Exercise brief:
Without the pictures, copy the entries below word for word.

** BEGIN Supplied material **

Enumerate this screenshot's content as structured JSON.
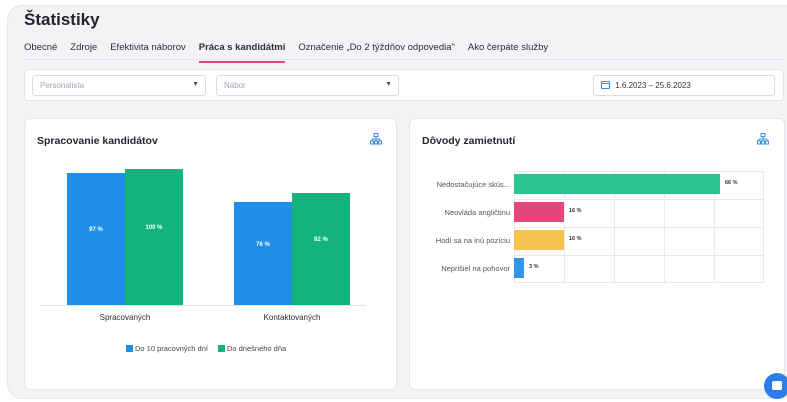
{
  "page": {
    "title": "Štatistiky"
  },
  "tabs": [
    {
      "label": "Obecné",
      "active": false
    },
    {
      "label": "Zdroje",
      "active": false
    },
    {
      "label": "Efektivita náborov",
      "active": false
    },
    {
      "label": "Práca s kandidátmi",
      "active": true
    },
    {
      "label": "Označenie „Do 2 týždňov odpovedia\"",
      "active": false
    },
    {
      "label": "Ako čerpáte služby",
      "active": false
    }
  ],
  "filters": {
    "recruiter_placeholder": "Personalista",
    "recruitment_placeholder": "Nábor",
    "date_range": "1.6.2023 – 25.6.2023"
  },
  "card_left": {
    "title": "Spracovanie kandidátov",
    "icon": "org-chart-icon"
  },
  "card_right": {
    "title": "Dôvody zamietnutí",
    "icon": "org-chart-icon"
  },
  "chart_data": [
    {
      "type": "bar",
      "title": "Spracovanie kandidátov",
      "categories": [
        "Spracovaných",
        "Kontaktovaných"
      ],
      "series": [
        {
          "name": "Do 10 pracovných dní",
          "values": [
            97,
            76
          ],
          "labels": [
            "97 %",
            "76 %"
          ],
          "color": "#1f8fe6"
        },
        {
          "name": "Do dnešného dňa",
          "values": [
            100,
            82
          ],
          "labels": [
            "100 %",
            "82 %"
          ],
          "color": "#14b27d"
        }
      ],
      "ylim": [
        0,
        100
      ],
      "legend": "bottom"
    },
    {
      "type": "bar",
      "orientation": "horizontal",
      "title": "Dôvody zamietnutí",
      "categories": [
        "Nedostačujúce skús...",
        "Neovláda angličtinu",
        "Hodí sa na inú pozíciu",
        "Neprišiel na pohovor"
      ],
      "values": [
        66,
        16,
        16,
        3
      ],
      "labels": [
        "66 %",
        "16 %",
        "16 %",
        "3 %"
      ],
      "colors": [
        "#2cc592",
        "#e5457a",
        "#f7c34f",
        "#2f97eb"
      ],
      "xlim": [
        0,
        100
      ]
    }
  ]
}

** END Supplied material **

Answer below:
Enumerate this screenshot's content as structured JSON.
{
  "page": {
    "title": "Štatistiky"
  },
  "tabs": [
    {
      "label": "Obecné",
      "active": false
    },
    {
      "label": "Zdroje",
      "active": false
    },
    {
      "label": "Efektivita náborov",
      "active": false
    },
    {
      "label": "Práca s kandidátmi",
      "active": true
    },
    {
      "label": "Označenie „Do 2 týždňov odpovedia\"",
      "active": false
    },
    {
      "label": "Ako čerpáte služby",
      "active": false
    }
  ],
  "filters": {
    "recruiter_placeholder": "Personalista",
    "recruitment_placeholder": "Nábor",
    "date_range": "1.6.2023 – 25.6.2023"
  },
  "card_left": {
    "title": "Spracovanie kandidátov",
    "icon": "org-chart-icon"
  },
  "card_right": {
    "title": "Dôvody zamietnutí",
    "icon": "org-chart-icon"
  },
  "chart_data": [
    {
      "type": "bar",
      "title": "Spracovanie kandidátov",
      "categories": [
        "Spracovaných",
        "Kontaktovaných"
      ],
      "series": [
        {
          "name": "Do 10 pracovných dní",
          "values": [
            97,
            76
          ],
          "labels": [
            "97 %",
            "76 %"
          ],
          "color": "#1f8fe6"
        },
        {
          "name": "Do dnešného dňa",
          "values": [
            100,
            82
          ],
          "labels": [
            "100 %",
            "82 %"
          ],
          "color": "#14b27d"
        }
      ],
      "ylim": [
        0,
        100
      ],
      "legend": "bottom"
    },
    {
      "type": "bar",
      "orientation": "horizontal",
      "title": "Dôvody zamietnutí",
      "categories": [
        "Nedostačujúce skús...",
        "Neovláda angličtinu",
        "Hodí sa na inú pozíciu",
        "Neprišiel na pohovor"
      ],
      "values": [
        66,
        16,
        16,
        3
      ],
      "labels": [
        "66 %",
        "16 %",
        "16 %",
        "3 %"
      ],
      "colors": [
        "#2cc592",
        "#e5457a",
        "#f7c34f",
        "#2f97eb"
      ],
      "xlim": [
        0,
        100
      ]
    }
  ]
}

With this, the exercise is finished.